TASK TO CARRY OUT:
Pull every line containing "body" from the entries.

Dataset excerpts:
◇ ◇ ◇ ◇

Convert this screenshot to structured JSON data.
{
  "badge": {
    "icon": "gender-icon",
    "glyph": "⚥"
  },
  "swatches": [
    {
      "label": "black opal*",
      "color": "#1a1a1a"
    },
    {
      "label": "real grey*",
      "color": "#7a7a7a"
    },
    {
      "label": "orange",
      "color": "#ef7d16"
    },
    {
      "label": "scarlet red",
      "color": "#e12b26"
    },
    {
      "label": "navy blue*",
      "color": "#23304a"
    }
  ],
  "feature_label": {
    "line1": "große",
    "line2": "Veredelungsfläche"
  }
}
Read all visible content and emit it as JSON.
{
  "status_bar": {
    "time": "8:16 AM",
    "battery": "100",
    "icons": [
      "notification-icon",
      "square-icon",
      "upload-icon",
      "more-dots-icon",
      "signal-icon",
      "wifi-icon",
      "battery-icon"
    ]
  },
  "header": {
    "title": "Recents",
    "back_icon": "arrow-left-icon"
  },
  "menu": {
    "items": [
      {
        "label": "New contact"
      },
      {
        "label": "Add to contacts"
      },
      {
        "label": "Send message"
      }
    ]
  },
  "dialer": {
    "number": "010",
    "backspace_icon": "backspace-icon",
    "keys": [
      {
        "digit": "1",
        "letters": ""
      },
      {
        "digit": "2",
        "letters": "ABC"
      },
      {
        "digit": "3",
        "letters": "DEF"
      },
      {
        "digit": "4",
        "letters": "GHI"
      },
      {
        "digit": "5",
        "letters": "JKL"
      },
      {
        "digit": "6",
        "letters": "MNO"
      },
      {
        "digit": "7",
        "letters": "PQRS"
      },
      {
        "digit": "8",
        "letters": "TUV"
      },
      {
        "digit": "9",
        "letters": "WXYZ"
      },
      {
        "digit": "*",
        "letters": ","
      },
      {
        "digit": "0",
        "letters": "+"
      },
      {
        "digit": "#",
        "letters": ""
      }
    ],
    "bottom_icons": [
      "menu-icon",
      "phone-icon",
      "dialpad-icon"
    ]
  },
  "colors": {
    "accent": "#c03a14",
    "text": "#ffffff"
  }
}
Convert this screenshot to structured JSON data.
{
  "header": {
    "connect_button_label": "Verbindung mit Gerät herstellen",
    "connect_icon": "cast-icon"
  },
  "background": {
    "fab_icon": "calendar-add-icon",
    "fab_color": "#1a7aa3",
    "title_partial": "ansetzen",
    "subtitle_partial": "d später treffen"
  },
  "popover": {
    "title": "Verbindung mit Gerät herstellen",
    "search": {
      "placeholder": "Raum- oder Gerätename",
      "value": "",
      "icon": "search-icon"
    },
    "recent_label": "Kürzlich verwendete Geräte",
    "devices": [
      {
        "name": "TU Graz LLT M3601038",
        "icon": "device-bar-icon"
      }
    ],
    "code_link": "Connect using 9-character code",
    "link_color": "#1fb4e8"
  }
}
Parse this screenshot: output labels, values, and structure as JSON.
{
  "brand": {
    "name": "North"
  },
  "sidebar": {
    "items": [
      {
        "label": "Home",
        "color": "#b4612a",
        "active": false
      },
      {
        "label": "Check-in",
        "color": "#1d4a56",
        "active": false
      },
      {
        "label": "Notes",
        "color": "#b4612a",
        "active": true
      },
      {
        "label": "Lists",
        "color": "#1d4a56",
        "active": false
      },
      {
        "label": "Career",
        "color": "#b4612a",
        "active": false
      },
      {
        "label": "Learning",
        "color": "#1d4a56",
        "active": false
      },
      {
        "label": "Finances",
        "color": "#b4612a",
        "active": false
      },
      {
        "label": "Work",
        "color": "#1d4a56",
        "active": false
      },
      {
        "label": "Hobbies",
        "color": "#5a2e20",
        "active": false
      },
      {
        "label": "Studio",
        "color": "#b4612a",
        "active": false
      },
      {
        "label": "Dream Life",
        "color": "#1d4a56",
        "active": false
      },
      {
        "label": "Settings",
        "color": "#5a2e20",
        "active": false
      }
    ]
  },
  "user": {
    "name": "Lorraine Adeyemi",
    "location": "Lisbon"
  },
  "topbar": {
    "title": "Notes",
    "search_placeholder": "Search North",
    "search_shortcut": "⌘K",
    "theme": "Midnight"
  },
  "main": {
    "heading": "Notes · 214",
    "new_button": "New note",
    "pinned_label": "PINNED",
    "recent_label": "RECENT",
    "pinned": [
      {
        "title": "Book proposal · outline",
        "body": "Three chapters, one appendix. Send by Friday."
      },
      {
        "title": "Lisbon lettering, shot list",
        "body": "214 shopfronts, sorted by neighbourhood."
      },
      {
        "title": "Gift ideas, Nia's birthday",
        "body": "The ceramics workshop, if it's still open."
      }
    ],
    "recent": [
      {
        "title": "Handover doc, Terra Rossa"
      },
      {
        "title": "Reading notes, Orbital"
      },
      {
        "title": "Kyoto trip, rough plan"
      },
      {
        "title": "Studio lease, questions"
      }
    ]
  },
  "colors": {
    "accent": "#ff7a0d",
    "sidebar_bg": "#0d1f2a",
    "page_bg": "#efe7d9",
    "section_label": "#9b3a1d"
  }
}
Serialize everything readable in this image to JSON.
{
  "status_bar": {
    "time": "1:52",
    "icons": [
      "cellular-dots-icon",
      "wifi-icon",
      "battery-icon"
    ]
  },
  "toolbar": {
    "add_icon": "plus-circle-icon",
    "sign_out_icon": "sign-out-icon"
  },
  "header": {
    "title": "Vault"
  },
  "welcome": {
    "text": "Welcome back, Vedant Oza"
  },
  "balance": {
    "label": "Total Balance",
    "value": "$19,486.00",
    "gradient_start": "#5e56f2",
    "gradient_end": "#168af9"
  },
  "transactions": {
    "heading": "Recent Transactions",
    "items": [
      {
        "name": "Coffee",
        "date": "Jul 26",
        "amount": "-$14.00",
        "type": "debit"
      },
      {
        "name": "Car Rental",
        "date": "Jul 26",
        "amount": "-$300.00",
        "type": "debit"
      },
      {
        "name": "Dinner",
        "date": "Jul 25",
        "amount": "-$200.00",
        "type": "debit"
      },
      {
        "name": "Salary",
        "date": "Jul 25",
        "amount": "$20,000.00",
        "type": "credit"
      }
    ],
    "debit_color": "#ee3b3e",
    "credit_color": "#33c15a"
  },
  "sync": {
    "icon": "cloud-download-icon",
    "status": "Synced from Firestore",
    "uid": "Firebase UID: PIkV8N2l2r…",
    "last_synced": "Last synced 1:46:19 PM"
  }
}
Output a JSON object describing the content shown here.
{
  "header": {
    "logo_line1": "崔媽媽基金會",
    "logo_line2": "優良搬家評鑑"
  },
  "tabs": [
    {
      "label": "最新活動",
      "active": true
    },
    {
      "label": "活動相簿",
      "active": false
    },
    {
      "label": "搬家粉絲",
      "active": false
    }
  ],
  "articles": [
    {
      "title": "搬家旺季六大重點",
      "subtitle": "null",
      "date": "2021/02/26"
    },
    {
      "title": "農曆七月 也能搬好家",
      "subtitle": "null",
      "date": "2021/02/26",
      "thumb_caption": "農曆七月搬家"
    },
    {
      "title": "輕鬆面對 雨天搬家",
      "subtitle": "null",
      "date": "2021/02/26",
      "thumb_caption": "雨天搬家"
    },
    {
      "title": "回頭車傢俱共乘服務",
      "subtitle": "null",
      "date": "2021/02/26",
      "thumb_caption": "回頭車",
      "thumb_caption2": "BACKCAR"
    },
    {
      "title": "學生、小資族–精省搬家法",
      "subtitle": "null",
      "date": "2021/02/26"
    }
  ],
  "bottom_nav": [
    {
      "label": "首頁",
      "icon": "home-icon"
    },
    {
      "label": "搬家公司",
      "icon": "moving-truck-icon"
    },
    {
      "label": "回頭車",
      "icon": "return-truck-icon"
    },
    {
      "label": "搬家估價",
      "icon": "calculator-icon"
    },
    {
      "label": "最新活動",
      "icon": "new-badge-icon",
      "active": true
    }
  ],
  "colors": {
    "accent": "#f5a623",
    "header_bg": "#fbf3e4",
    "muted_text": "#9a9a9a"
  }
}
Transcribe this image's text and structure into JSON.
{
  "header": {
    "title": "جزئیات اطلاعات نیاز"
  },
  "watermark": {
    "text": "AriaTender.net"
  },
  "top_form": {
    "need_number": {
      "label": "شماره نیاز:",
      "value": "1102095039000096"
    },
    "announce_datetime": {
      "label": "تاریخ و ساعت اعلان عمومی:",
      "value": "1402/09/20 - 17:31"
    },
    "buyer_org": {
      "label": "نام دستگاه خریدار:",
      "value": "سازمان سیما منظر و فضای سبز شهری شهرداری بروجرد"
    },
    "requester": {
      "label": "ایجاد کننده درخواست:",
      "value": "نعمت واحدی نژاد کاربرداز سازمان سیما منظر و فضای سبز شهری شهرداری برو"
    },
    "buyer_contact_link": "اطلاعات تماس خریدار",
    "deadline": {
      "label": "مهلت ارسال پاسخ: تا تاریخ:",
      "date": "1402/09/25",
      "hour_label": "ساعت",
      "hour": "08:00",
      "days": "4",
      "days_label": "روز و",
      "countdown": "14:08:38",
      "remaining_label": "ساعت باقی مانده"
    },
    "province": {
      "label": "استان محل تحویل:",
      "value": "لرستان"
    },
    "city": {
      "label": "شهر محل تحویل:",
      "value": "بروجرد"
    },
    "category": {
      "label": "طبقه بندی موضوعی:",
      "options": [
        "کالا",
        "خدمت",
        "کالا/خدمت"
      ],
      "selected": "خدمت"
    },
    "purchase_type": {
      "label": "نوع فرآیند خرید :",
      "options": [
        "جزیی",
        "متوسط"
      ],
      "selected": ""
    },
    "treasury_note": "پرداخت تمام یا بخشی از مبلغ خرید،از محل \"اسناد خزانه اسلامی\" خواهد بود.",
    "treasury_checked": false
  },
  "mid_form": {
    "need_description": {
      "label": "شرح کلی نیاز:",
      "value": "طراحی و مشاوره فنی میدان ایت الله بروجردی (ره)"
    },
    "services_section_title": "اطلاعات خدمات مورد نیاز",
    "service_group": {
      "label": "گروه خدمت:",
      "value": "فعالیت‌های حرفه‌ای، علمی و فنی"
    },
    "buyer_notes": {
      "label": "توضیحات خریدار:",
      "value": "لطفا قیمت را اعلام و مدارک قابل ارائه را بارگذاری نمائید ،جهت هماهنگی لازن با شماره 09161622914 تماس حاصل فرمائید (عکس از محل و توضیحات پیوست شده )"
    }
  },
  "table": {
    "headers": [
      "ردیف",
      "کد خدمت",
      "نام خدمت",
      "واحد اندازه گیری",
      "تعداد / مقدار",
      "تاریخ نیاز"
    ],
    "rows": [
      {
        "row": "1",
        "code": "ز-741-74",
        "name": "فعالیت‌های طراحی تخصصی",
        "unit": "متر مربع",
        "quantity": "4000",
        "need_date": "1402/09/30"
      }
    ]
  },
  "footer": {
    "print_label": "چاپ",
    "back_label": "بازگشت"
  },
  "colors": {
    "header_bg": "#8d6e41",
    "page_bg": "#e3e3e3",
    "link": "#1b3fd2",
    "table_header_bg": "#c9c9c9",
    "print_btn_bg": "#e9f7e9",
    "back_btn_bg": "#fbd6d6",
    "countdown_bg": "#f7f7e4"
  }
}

◇ ◇ ◇ ◇

WRITTEN SOLUTION:
        "body": "Three chapters, one appendix. Send by Friday."
        "body": "214 shopfronts, sorted by neighbourhood."
        "body": "The ceramics workshop, if it's still open."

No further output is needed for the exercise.